**Exercise instructions**
Lines containing the string "Sort" are to be counted. Write only how many there are.

........

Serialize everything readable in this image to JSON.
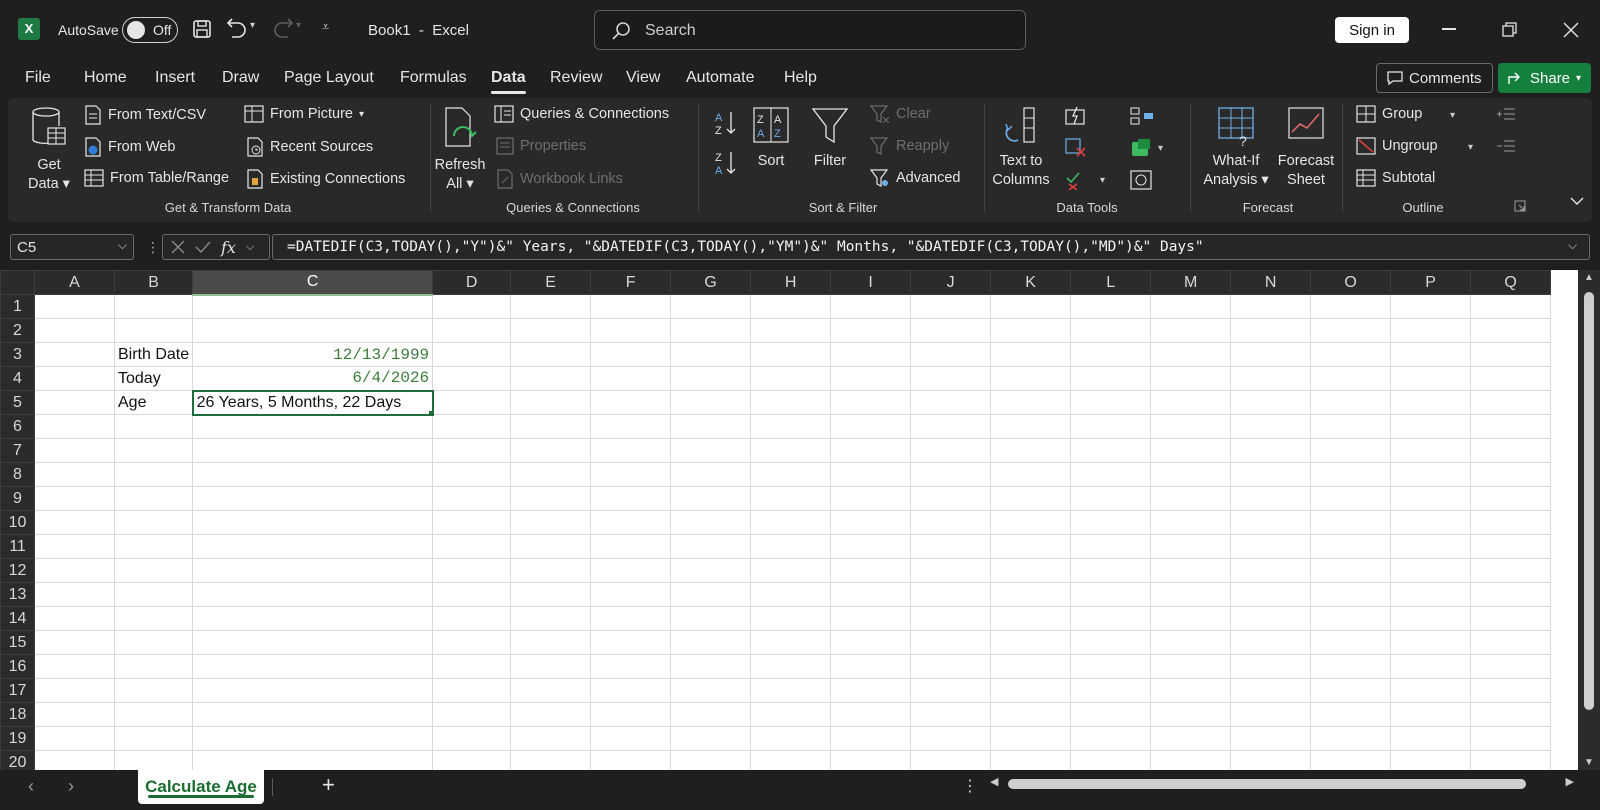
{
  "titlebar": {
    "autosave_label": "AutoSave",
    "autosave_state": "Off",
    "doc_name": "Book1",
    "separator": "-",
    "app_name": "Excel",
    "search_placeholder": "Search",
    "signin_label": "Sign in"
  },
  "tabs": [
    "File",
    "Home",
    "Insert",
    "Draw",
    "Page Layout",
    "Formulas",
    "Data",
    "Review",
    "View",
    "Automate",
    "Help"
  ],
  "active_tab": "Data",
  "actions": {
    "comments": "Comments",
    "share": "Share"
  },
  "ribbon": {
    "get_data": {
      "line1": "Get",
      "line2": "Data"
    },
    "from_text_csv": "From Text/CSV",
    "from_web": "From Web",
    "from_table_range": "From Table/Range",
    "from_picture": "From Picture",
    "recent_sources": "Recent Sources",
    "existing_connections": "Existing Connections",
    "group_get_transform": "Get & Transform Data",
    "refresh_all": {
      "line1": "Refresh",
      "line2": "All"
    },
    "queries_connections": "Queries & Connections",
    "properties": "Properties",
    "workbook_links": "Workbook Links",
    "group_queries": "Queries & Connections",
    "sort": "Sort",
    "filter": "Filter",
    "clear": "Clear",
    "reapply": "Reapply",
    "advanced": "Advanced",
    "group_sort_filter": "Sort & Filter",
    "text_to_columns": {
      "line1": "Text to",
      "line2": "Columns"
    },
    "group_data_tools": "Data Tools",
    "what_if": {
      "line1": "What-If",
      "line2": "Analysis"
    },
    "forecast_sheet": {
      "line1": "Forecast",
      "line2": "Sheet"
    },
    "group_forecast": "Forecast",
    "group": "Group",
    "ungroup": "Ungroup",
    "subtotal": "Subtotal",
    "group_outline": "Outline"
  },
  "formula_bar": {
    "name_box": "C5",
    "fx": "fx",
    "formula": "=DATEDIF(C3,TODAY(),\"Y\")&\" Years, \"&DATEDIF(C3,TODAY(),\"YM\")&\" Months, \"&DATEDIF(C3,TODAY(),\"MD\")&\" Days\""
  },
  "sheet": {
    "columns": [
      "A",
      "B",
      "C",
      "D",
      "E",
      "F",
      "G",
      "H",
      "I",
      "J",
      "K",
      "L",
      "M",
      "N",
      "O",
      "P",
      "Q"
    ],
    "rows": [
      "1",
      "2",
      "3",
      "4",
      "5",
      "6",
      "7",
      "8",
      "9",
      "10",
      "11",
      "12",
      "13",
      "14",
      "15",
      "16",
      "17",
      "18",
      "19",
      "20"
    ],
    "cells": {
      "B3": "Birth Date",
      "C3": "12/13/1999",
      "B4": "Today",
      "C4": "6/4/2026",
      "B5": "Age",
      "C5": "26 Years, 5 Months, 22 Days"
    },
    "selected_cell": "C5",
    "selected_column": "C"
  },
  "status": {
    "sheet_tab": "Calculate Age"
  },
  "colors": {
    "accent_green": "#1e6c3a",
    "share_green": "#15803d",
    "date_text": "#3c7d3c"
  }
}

........

**Task result**
2